In the listing below, find every line containing "richly" and copy it out.

··· DATA PROVIDED ···

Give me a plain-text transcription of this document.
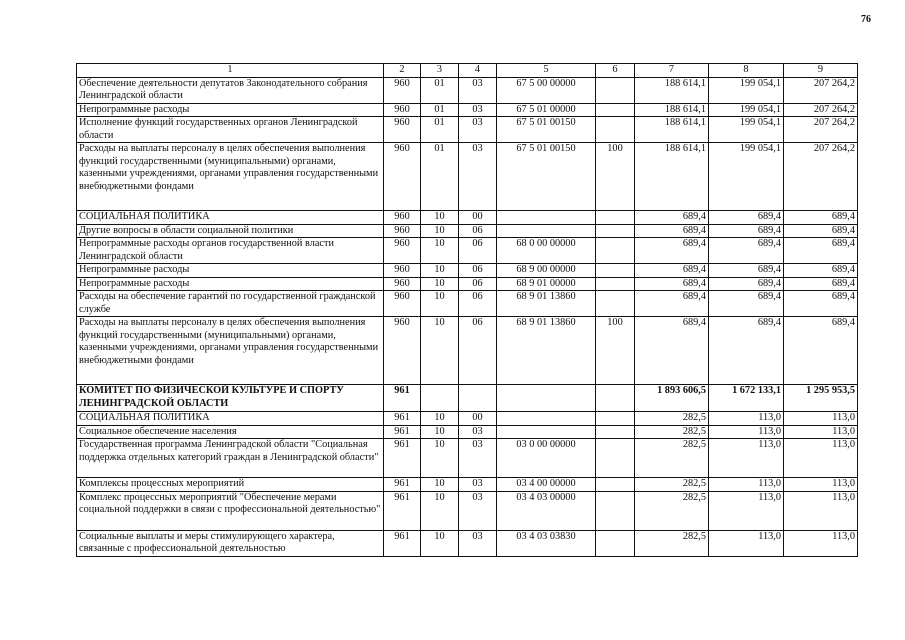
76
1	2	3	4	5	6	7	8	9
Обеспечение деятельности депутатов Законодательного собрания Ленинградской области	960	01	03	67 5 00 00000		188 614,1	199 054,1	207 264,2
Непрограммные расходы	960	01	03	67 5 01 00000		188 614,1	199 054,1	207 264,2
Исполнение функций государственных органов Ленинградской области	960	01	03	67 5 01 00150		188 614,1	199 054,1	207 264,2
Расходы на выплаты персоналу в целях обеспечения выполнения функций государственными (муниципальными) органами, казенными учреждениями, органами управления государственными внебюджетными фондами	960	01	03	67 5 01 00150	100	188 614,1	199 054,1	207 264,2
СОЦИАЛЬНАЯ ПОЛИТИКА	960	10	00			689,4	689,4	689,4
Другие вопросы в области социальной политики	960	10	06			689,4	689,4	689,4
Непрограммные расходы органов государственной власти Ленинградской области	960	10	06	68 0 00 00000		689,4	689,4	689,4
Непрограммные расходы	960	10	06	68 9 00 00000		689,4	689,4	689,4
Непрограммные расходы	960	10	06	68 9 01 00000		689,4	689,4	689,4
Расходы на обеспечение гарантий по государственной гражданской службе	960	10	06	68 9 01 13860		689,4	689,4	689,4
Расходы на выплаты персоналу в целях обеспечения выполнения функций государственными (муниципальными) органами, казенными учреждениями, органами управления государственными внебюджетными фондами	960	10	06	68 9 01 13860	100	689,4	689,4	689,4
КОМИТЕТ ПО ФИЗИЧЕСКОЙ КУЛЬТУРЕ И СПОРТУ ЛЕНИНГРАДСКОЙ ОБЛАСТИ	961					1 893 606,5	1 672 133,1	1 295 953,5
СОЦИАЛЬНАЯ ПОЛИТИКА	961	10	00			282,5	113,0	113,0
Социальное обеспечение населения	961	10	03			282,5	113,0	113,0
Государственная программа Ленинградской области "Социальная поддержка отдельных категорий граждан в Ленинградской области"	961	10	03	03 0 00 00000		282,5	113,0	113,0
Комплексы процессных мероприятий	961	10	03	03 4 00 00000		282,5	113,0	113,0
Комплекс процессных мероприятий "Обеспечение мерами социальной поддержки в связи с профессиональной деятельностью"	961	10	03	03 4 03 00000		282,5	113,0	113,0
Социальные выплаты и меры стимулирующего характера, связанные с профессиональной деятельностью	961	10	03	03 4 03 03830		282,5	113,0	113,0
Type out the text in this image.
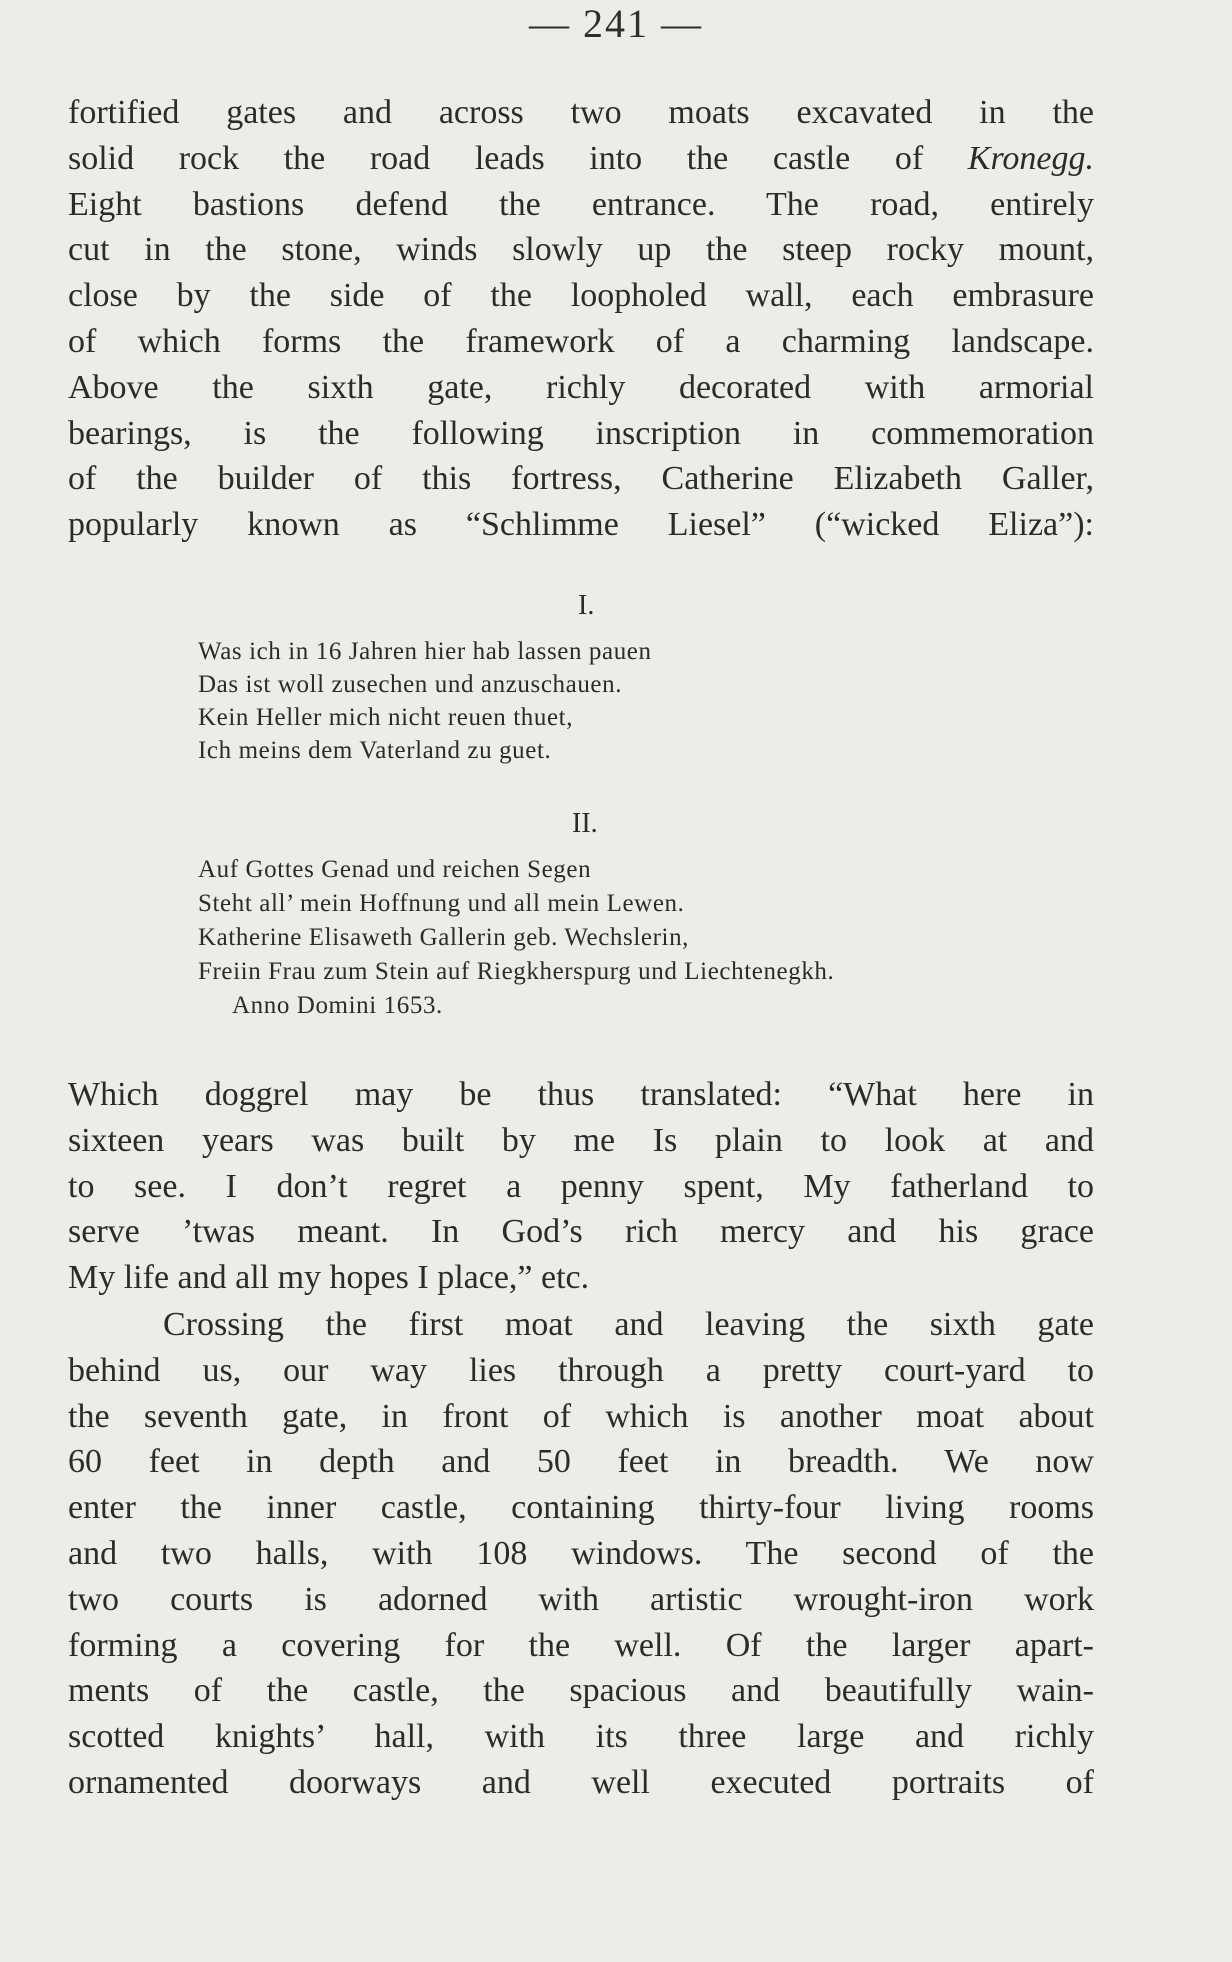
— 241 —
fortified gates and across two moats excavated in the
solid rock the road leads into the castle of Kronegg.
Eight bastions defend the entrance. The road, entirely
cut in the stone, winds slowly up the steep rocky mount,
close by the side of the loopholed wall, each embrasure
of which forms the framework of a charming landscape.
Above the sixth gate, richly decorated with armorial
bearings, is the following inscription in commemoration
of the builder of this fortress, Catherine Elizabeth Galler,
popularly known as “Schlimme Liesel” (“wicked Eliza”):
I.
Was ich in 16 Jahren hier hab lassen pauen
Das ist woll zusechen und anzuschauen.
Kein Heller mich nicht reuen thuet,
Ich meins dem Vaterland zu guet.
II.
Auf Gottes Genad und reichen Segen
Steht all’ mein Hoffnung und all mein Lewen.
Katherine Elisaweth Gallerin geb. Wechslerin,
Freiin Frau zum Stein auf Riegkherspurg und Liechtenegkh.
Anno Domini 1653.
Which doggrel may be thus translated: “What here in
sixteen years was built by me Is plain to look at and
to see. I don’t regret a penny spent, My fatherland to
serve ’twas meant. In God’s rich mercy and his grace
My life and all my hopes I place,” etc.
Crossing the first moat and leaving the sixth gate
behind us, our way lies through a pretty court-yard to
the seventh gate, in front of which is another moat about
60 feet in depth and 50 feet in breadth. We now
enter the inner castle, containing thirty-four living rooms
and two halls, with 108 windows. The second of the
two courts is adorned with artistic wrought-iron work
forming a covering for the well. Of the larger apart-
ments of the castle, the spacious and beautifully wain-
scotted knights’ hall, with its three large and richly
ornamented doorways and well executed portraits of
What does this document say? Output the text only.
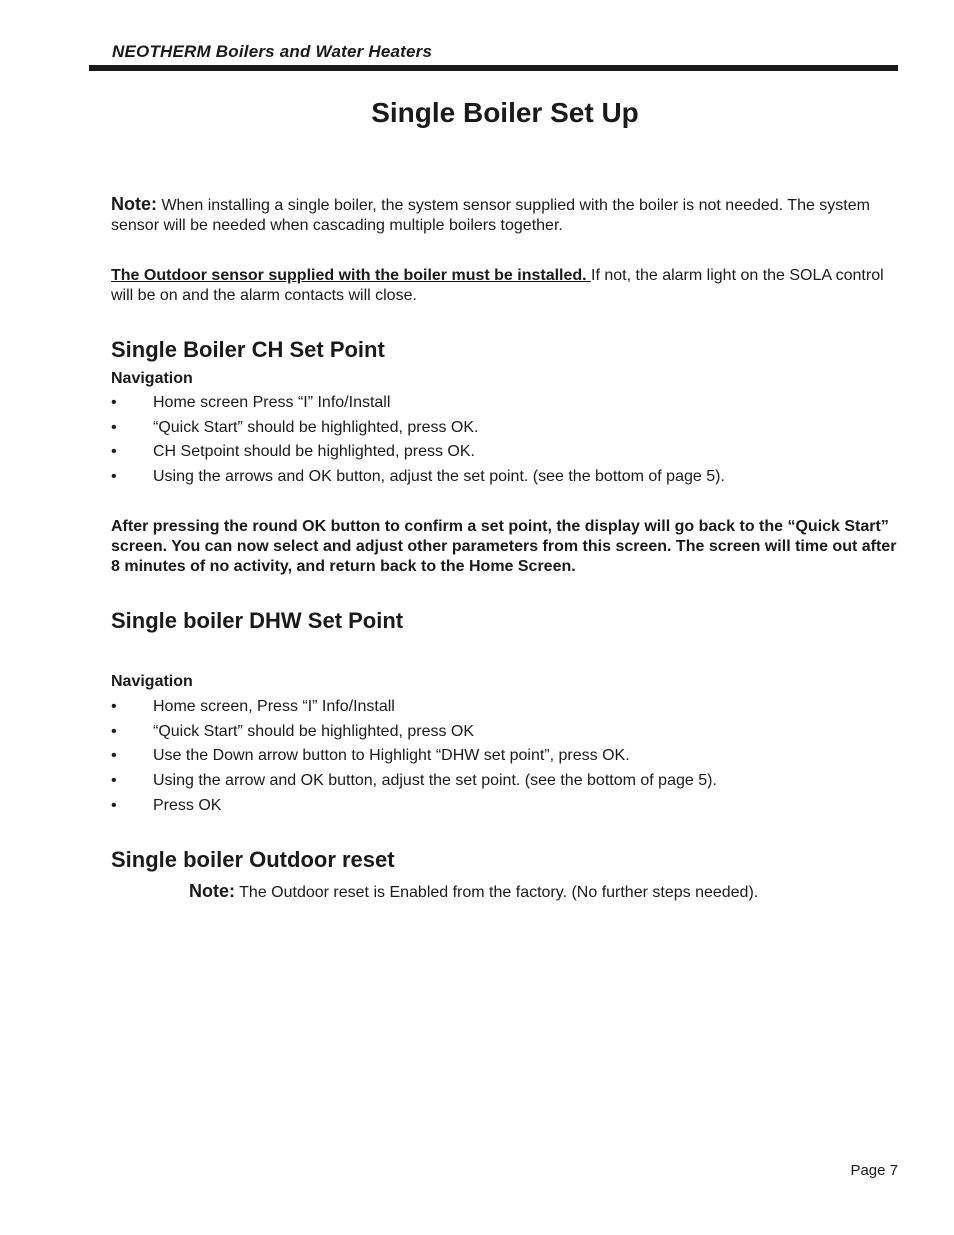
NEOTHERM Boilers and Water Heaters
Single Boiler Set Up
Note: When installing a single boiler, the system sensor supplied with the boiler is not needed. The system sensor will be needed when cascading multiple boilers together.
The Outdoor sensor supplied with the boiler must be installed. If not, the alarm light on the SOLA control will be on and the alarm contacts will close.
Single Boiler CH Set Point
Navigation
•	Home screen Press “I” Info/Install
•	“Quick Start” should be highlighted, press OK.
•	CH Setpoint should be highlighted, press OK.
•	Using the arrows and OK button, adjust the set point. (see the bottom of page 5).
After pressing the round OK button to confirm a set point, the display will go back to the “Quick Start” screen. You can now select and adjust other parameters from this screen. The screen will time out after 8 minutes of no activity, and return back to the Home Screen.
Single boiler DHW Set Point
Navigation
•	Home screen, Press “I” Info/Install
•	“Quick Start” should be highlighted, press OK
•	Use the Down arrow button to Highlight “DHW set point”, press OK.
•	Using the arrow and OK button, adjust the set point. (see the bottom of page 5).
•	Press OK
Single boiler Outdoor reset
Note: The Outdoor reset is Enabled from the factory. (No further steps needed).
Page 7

···

EXERCISE OUTPUT
Above the sixth gate, richly decorated with armorial
scotted knights’ hall, with its three large and richly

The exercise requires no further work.